**PASSAGE SHOWN:**
========================
# TV Display problem



## DTonesXD (Jun 4, 2013)

Every time i turn on the tv the display is really sharp. I have only really noticed this when i launch COD Ghosts on my ps3, it is hard to tell if it is the same elsewhere. The only way i found to resolve the problem is by going into menu, picture, moving the sharpness once in any direction and it is back to normal. How do i fix this?

The tv is a Digihome 28180HDLED


----------



## DTonesXD (Jun 4, 2013)

reply please?


----------



## ebackhus (Apr 21, 2005)

Is it connected to a source of power that may be interrupted such as a "smart" surge protector or a mains that's switch controlled? I did some searching but all I found were your posts on other forums.


----------



## DTonesXD (Jun 4, 2013)

no it isn't. I have found that it isn't just showing on ghosts. It is pretty much everywhere where the sharpness can be noticed.
========================
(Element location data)

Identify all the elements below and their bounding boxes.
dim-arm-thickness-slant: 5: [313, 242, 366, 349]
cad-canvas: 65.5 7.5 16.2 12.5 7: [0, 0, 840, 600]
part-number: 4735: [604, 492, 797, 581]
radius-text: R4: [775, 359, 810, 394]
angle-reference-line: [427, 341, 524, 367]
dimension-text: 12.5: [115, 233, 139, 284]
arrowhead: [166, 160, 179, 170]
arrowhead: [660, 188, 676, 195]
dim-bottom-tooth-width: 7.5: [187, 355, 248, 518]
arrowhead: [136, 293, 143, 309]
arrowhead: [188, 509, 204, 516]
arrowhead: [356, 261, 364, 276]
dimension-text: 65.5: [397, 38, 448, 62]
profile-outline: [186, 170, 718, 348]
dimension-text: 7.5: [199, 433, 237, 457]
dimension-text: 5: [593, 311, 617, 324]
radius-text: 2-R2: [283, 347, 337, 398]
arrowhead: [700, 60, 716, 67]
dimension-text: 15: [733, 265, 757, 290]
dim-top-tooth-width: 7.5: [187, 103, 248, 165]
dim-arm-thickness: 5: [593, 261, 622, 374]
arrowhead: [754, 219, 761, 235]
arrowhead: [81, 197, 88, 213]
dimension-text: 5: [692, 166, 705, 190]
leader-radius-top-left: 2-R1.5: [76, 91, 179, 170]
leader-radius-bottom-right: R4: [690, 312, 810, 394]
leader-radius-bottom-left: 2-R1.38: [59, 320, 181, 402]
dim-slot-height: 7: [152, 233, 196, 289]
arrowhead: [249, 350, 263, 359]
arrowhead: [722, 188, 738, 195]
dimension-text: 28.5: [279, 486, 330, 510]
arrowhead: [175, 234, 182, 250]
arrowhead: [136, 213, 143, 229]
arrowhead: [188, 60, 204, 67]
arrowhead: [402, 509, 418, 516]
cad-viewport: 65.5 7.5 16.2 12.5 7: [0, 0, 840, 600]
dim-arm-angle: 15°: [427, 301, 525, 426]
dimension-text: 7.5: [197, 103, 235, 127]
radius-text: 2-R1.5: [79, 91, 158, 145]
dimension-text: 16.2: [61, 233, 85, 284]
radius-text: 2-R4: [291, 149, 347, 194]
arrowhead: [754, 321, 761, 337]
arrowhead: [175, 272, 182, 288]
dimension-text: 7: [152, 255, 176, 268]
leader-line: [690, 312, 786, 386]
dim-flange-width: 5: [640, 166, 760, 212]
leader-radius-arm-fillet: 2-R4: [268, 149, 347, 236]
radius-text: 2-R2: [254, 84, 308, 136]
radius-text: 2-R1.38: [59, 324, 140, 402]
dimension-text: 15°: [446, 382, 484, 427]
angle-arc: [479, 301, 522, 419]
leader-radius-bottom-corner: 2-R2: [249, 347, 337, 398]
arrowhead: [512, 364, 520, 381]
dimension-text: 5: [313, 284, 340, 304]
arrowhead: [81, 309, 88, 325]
========================
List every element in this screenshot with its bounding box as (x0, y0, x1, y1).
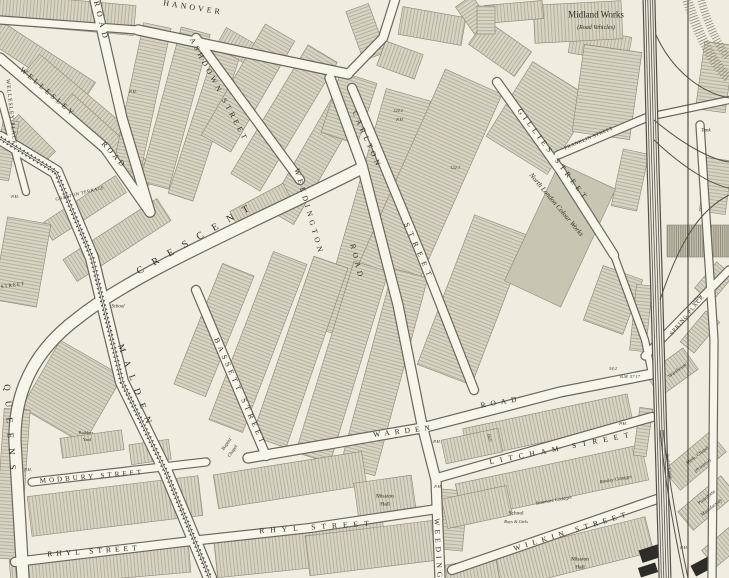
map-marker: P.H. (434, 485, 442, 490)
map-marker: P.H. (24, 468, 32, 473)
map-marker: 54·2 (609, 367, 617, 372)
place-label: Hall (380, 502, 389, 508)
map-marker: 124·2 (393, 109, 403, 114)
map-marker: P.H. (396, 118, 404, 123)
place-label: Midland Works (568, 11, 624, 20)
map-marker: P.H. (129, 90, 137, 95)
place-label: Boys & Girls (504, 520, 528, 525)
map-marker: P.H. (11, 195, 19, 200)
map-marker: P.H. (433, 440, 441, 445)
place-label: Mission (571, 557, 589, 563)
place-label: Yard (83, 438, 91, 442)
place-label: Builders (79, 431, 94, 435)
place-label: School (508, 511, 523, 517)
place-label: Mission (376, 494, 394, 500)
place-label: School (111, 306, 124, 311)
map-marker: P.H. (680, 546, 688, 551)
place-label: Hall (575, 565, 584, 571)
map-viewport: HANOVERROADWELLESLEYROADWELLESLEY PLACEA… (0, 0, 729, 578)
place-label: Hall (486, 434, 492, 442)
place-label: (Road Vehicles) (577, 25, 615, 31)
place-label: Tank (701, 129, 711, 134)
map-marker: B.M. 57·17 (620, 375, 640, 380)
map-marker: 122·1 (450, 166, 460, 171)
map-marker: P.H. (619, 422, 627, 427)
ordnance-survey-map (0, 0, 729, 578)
========================
**AIM:** Copy the forum thread about the TV display problem above, word for word and in full.

**SOLUTION TO THIS TASK:**
# TV Display problem



## DTonesXD (Jun 4, 2013)

Every time i turn on the tv the display is really sharp. I have only really noticed this when i launch COD Ghosts on my ps3, it is hard to tell if it is the same elsewhere. The only way i found to resolve the problem is by going into menu, picture, moving the sharpness once in any direction and it is back to normal. How do i fix this?

The tv is a Digihome 28180HDLED


----------



## DTonesXD (Jun 4, 2013)

reply please?


----------



## ebackhus (Apr 21, 2005)

Is it connected to a source of power that may be interrupted such as a "smart" surge protector or a mains that's switch controlled? I did some searching but all I found were your posts on other forums.


----------



## DTonesXD (Jun 4, 2013)

no it isn't. I have found that it isn't just showing on ghosts. It is pretty much everywhere where the sharpness can be noticed.